*WHAT TO WORK ON*
Will you give the material below again, every line exactly as it is?
+++
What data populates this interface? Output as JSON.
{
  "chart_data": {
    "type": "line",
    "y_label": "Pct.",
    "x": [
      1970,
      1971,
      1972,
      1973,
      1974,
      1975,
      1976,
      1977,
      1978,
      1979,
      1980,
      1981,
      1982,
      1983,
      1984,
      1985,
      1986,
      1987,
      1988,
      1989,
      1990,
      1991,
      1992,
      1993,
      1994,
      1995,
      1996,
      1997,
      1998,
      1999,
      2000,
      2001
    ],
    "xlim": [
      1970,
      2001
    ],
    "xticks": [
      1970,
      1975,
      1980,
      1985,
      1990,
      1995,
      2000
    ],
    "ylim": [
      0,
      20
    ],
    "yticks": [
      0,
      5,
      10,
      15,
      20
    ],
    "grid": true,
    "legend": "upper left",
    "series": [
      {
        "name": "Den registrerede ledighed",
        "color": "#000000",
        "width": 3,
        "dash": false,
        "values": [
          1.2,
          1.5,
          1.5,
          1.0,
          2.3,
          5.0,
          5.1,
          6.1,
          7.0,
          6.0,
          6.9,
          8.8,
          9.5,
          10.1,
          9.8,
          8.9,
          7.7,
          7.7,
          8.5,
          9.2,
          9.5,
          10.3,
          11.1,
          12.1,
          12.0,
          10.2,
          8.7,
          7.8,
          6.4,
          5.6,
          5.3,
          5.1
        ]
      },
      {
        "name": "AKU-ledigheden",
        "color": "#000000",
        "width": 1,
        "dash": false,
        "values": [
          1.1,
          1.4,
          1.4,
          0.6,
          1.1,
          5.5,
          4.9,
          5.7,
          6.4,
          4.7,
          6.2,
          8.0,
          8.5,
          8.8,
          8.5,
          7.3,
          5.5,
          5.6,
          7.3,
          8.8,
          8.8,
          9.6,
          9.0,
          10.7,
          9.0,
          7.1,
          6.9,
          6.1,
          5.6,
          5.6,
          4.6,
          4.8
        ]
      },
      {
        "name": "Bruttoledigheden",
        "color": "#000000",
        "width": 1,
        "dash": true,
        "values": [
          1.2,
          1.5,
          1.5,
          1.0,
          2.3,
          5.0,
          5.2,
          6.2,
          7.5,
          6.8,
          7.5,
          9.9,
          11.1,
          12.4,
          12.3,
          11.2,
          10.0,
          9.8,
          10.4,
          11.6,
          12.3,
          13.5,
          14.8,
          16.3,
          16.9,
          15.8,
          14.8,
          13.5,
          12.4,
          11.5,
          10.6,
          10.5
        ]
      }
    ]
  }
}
+++
*ANSWER BELOW*
What data populates this interface? Output as JSON.
{
  "chart_data": {
    "type": "line",
    "y_label": "Pct.",
    "x": [
      1970,
      1971,
      1972,
      1973,
      1974,
      1975,
      1976,
      1977,
      1978,
      1979,
      1980,
      1981,
      1982,
      1983,
      1984,
      1985,
      1986,
      1987,
      1988,
      1989,
      1990,
      1991,
      1992,
      1993,
      1994,
      1995,
      1996,
      1997,
      1998,
      1999,
      2000,
      2001
    ],
    "xlim": [
      1970,
      2001
    ],
    "xticks": [
      1970,
      1975,
      1980,
      1985,
      1990,
      1995,
      2000
    ],
    "ylim": [
      0,
      20
    ],
    "yticks": [
      0,
      5,
      10,
      15,
      20
    ],
    "grid": true,
    "legend": "upper left",
    "series": [
      {
        "name": "Den registrerede ledighed",
        "color": "#000000",
        "width": 3,
        "dash": false,
        "values": [
          1.2,
          1.5,
          1.5,
          1.0,
          2.3,
          5.0,
          5.1,
          6.1,
          7.0,
          6.0,
          6.9,
          8.8,
          9.5,
          10.1,
          9.8,
          8.9,
          7.7,
          7.7,
          8.5,
          9.2,
          9.5,
          10.3,
          11.1,
          12.1,
          12.0,
          10.2,
          8.7,
          7.8,
          6.4,
          5.6,
          5.3,
          5.1
        ]
      },
      {
        "name": "AKU-ledigheden",
        "color": "#000000",
        "width": 1,
        "dash": false,
        "values": [
          1.1,
          1.4,
          1.4,
          0.6,
          1.1,
          5.5,
          4.9,
          5.7,
          6.4,
          4.7,
          6.2,
          8.0,
          8.5,
          8.8,
          8.5,
          7.3,
          5.5,
          5.6,
          7.3,
          8.8,
          8.8,
          9.6,
          9.0,
          10.7,
          9.0,
          7.1,
          6.9,
          6.1,
          5.6,
          5.6,
          4.6,
          4.8
        ]
      },
      {
        "name": "Bruttoledigheden",
        "color": "#000000",
        "width": 1,
        "dash": true,
        "values": [
          1.2,
          1.5,
          1.5,
          1.0,
          2.3,
          5.0,
          5.2,
          6.2,
          7.5,
          6.8,
          7.5,
          9.9,
          11.1,
          12.4,
          12.3,
          11.2,
          10.0,
          9.8,
          10.4,
          11.6,
          12.3,
          13.5,
          14.8,
          16.3,
          16.9,
          15.8,
          14.8,
          13.5,
          12.4,
          11.5,
          10.6,
          10.5
        ]
      }
    ]
  }
}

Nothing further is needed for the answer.